## AIM
Write out every single entry exactly.

[A block of data]
--- begin ---
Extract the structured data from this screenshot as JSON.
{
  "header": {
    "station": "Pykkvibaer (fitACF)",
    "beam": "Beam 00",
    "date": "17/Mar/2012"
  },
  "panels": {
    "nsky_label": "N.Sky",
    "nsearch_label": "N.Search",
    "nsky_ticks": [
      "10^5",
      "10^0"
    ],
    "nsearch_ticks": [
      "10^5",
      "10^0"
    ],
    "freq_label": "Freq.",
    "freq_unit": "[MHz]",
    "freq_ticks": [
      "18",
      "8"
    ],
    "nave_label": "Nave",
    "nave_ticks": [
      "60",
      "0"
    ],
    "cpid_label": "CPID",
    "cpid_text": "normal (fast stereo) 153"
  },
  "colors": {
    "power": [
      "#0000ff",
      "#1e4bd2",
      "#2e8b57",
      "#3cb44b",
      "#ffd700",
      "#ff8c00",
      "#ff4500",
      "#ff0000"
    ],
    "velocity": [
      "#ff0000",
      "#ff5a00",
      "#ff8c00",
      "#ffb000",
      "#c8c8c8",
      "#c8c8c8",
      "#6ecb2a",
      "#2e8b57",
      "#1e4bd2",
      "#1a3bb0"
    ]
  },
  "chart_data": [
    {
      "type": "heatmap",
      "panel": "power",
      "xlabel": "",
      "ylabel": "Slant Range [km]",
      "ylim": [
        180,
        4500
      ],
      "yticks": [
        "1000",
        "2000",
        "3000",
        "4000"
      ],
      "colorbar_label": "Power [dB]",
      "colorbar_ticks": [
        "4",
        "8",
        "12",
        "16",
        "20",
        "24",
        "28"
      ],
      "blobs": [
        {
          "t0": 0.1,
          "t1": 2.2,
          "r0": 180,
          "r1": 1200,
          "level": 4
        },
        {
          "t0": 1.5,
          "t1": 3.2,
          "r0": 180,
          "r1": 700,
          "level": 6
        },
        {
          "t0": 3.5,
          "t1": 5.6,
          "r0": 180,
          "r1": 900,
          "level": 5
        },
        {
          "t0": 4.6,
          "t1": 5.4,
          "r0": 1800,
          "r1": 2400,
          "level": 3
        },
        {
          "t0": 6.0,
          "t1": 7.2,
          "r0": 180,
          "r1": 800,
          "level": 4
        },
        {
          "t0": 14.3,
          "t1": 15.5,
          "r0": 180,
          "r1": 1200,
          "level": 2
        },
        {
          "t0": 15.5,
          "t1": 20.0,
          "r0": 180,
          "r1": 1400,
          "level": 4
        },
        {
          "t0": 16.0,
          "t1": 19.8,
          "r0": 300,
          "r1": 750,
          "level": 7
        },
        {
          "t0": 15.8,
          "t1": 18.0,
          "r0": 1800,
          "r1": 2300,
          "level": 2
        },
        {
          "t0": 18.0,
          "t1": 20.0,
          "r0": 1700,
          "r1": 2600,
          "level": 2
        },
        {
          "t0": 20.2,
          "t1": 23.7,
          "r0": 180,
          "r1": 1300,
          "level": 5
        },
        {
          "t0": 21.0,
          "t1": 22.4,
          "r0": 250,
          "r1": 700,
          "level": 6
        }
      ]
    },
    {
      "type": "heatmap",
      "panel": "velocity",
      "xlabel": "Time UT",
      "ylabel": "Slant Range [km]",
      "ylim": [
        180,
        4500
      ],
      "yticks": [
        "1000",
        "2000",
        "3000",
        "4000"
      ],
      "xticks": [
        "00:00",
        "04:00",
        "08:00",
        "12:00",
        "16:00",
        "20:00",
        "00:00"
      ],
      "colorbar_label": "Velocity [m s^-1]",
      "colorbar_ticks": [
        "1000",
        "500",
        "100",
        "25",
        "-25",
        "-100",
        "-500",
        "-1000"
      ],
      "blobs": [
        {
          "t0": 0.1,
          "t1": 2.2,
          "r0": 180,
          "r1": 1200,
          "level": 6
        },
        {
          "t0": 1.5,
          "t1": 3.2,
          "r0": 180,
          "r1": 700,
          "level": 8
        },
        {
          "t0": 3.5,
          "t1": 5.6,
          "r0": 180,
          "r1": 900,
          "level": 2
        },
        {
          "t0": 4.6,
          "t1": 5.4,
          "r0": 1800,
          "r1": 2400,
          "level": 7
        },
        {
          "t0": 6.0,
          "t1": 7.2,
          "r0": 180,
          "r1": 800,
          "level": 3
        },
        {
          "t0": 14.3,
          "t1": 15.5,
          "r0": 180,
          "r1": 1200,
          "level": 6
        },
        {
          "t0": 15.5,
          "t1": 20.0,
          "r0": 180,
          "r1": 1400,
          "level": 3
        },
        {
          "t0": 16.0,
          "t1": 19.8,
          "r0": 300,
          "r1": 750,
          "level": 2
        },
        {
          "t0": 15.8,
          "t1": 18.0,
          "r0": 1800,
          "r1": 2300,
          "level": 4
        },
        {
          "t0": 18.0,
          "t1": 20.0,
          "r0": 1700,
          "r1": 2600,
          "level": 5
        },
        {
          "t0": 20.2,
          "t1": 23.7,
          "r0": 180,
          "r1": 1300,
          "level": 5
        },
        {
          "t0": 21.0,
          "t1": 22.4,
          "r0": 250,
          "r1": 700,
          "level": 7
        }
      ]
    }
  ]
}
--- end ---
## EXERCISE OUTPUT
Extract the structured data from this screenshot as JSON.
{
  "header": {
    "station": "Pykkvibaer (fitACF)",
    "beam": "Beam 00",
    "date": "17/Mar/2012"
  },
  "panels": {
    "nsky_label": "N.Sky",
    "nsearch_label": "N.Search",
    "nsky_ticks": [
      "10^5",
      "10^0"
    ],
    "nsearch_ticks": [
      "10^5",
      "10^0"
    ],
    "freq_label": "Freq.",
    "freq_unit": "[MHz]",
    "freq_ticks": [
      "18",
      "8"
    ],
    "nave_label": "Nave",
    "nave_ticks": [
      "60",
      "0"
    ],
    "cpid_label": "CPID",
    "cpid_text": "normal (fast stereo) 153"
  },
  "colors": {
    "power": [
      "#0000ff",
      "#1e4bd2",
      "#2e8b57",
      "#3cb44b",
      "#ffd700",
      "#ff8c00",
      "#ff4500",
      "#ff0000"
    ],
    "velocity": [
      "#ff0000",
      "#ff5a00",
      "#ff8c00",
      "#ffb000",
      "#c8c8c8",
      "#c8c8c8",
      "#6ecb2a",
      "#2e8b57",
      "#1e4bd2",
      "#1a3bb0"
    ]
  },
  "chart_data": [
    {
      "type": "heatmap",
      "panel": "power",
      "xlabel": "",
      "ylabel": "Slant Range [km]",
      "ylim": [
        180,
        4500
      ],
      "yticks": [
        "1000",
        "2000",
        "3000",
        "4000"
      ],
      "colorbar_label": "Power [dB]",
      "colorbar_ticks": [
        "4",
        "8",
        "12",
        "16",
        "20",
        "24",
        "28"
      ],
      "blobs": [
        {
          "t0": 0.1,
          "t1": 2.2,
          "r0": 180,
          "r1": 1200,
          "level": 4
        },
        {
          "t0": 1.5,
          "t1": 3.2,
          "r0": 180,
          "r1": 700,
          "level": 6
        },
        {
          "t0": 3.5,
          "t1": 5.6,
          "r0": 180,
          "r1": 900,
          "level": 5
        },
        {
          "t0": 4.6,
          "t1": 5.4,
          "r0": 1800,
          "r1": 2400,
          "level": 3
        },
        {
          "t0": 6.0,
          "t1": 7.2,
          "r0": 180,
          "r1": 800,
          "level": 4
        },
        {
          "t0": 14.3,
          "t1": 15.5,
          "r0": 180,
          "r1": 1200,
          "level": 2
        },
        {
          "t0": 15.5,
          "t1": 20.0,
          "r0": 180,
          "r1": 1400,
          "level": 4
        },
        {
          "t0": 16.0,
          "t1": 19.8,
          "r0": 300,
          "r1": 750,
          "level": 7
        },
        {
          "t0": 15.8,
          "t1": 18.0,
          "r0": 1800,
          "r1": 2300,
          "level": 2
        },
        {
          "t0": 18.0,
          "t1": 20.0,
          "r0": 1700,
          "r1": 2600,
          "level": 2
        },
        {
          "t0": 20.2,
          "t1": 23.7,
          "r0": 180,
          "r1": 1300,
          "level": 5
        },
        {
          "t0": 21.0,
          "t1": 22.4,
          "r0": 250,
          "r1": 700,
          "level": 6
        }
      ]
    },
    {
      "type": "heatmap",
      "panel": "velocity",
      "xlabel": "Time UT",
      "ylabel": "Slant Range [km]",
      "ylim": [
        180,
        4500
      ],
      "yticks": [
        "1000",
        "2000",
        "3000",
        "4000"
      ],
      "xticks": [
        "00:00",
        "04:00",
        "08:00",
        "12:00",
        "16:00",
        "20:00",
        "00:00"
      ],
      "colorbar_label": "Velocity [m s^-1]",
      "colorbar_ticks": [
        "1000",
        "500",
        "100",
        "25",
        "-25",
        "-100",
        "-500",
        "-1000"
      ],
      "blobs": [
        {
          "t0": 0.1,
          "t1": 2.2,
          "r0": 180,
          "r1": 1200,
          "level": 6
        },
        {
          "t0": 1.5,
          "t1": 3.2,
          "r0": 180,
          "r1": 700,
          "level": 8
        },
        {
          "t0": 3.5,
          "t1": 5.6,
          "r0": 180,
          "r1": 900,
          "level": 2
        },
        {
          "t0": 4.6,
          "t1": 5.4,
          "r0": 1800,
          "r1": 2400,
          "level": 7
        },
        {
          "t0": 6.0,
          "t1": 7.2,
          "r0": 180,
          "r1": 800,
          "level": 3
        },
        {
          "t0": 14.3,
          "t1": 15.5,
          "r0": 180,
          "r1": 1200,
          "level": 6
        },
        {
          "t0": 15.5,
          "t1": 20.0,
          "r0": 180,
          "r1": 1400,
          "level": 3
        },
        {
          "t0": 16.0,
          "t1": 19.8,
          "r0": 300,
          "r1": 750,
          "level": 2
        },
        {
          "t0": 15.8,
          "t1": 18.0,
          "r0": 1800,
          "r1": 2300,
          "level": 4
        },
        {
          "t0": 18.0,
          "t1": 20.0,
          "r0": 1700,
          "r1": 2600,
          "level": 5
        },
        {
          "t0": 20.2,
          "t1": 23.7,
          "r0": 180,
          "r1": 1300,
          "level": 5
        },
        {
          "t0": 21.0,
          "t1": 22.4,
          "r0": 250,
          "r1": 700,
          "level": 7
        }
      ]
    }
  ]
}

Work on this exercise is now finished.